**Dataset records:**

--- BEGIN ---

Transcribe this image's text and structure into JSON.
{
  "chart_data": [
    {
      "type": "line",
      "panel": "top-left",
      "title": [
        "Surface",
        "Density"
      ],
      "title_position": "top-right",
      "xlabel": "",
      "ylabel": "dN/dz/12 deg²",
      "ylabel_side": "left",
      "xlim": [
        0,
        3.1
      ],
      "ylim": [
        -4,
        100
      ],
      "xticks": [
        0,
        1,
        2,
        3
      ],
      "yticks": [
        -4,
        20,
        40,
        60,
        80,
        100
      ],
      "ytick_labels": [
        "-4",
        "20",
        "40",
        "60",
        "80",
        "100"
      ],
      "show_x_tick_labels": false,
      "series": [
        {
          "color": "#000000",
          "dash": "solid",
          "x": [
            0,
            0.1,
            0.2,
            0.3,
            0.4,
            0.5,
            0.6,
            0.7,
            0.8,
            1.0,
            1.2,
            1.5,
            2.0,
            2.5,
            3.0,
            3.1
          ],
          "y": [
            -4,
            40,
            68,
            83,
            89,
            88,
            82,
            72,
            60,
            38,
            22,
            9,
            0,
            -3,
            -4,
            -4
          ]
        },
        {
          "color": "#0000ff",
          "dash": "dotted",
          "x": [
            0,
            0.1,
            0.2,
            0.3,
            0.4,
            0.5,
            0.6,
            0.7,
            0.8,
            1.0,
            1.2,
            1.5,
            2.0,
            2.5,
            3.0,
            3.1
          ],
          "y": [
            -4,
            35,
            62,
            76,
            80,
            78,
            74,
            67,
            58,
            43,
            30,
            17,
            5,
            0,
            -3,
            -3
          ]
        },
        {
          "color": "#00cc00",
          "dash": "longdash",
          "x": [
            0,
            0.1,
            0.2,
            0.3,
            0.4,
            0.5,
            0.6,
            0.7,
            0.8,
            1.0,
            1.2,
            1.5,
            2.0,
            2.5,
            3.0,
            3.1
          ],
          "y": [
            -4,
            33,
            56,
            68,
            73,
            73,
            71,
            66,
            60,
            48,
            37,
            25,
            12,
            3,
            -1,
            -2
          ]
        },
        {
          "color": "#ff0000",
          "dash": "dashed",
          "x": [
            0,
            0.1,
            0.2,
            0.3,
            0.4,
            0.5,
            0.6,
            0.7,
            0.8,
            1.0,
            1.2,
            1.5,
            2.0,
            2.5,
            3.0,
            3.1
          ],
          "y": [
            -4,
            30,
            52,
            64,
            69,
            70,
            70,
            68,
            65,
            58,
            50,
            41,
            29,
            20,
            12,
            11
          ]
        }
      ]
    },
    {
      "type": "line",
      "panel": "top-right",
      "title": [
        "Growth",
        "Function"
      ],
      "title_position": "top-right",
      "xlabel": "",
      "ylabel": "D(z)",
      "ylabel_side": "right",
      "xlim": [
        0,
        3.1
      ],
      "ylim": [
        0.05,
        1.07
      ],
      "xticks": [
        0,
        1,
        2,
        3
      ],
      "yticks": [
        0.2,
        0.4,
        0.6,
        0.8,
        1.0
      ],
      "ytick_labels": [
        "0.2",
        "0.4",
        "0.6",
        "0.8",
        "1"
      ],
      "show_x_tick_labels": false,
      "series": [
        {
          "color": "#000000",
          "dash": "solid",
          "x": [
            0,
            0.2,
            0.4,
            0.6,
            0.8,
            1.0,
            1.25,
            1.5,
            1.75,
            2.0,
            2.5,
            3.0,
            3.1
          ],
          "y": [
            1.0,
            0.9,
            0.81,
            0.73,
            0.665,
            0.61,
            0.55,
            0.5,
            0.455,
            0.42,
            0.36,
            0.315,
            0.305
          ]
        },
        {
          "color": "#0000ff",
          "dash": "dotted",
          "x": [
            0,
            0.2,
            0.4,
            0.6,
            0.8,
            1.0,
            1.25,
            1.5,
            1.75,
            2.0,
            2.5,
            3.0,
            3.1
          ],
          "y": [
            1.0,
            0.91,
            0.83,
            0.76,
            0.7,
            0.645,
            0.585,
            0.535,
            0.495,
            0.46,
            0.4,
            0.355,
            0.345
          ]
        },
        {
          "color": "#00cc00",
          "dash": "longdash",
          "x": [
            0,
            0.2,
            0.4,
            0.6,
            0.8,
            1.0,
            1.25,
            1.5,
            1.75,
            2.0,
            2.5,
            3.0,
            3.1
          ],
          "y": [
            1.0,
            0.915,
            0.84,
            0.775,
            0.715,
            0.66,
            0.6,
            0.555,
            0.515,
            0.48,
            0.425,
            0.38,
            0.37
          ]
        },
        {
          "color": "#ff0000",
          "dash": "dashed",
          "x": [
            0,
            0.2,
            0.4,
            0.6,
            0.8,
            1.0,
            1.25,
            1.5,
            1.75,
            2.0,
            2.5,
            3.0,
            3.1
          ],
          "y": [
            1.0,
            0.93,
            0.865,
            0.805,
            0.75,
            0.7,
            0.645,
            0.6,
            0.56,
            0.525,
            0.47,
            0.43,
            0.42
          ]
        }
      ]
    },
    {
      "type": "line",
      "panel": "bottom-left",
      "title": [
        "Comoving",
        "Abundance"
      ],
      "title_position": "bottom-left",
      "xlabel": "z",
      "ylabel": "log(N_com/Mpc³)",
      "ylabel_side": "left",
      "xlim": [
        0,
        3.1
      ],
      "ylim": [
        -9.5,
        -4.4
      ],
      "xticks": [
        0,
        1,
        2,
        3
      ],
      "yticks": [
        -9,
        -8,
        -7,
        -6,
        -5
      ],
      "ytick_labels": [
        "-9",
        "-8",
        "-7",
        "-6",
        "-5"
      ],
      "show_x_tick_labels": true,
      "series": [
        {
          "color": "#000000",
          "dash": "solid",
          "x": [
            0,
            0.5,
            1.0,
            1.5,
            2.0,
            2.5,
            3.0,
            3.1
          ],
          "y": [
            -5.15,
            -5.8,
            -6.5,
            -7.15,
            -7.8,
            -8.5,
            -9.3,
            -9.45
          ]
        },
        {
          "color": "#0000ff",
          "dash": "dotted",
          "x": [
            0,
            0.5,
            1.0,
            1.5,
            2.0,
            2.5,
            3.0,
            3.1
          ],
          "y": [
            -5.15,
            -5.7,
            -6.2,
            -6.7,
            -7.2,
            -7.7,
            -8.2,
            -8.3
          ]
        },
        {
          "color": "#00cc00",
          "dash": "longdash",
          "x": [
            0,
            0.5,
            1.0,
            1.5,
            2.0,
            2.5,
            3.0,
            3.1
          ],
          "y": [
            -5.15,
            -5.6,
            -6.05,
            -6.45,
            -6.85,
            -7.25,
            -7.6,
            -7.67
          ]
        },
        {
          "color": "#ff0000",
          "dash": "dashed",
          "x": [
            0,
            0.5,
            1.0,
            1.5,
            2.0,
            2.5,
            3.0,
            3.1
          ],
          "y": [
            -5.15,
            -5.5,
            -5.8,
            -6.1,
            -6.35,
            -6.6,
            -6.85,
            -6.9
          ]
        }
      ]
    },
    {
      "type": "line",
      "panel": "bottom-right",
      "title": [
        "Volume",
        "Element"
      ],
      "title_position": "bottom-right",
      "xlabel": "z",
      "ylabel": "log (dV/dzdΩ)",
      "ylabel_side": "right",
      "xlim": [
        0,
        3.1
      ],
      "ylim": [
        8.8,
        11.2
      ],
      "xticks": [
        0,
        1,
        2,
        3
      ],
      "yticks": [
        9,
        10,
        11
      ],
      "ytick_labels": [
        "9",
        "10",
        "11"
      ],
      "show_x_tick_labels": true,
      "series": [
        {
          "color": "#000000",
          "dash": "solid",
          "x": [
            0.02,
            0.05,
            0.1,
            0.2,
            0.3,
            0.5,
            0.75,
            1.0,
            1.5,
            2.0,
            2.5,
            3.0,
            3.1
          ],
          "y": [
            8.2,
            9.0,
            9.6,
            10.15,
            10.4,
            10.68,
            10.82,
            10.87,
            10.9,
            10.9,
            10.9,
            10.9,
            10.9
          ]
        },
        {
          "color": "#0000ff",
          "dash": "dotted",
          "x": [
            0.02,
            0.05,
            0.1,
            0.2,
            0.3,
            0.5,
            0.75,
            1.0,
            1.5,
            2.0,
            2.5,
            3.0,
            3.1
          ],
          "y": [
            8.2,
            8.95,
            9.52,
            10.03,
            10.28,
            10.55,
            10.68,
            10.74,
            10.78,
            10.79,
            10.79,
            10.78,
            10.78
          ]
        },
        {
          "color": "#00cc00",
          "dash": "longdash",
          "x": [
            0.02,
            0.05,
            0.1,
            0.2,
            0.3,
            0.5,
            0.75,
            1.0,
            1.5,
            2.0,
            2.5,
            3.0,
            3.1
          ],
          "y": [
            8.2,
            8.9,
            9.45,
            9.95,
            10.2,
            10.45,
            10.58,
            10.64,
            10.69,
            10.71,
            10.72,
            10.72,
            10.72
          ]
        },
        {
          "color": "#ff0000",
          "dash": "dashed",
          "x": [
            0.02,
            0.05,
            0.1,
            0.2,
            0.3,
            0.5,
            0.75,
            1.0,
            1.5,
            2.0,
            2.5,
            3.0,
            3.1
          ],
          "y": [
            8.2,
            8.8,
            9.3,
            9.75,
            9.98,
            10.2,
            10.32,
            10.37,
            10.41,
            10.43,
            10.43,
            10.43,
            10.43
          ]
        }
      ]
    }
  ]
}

--- END ---

**Description of the task:** Locate all lines in the listing above with the word "left". Copy them.

**Final result:**
      "panel": "top-left",
      "ylabel_side": "left",
      "panel": "bottom-left",
      "title_position": "bottom-left",
      "ylabel_side": "left",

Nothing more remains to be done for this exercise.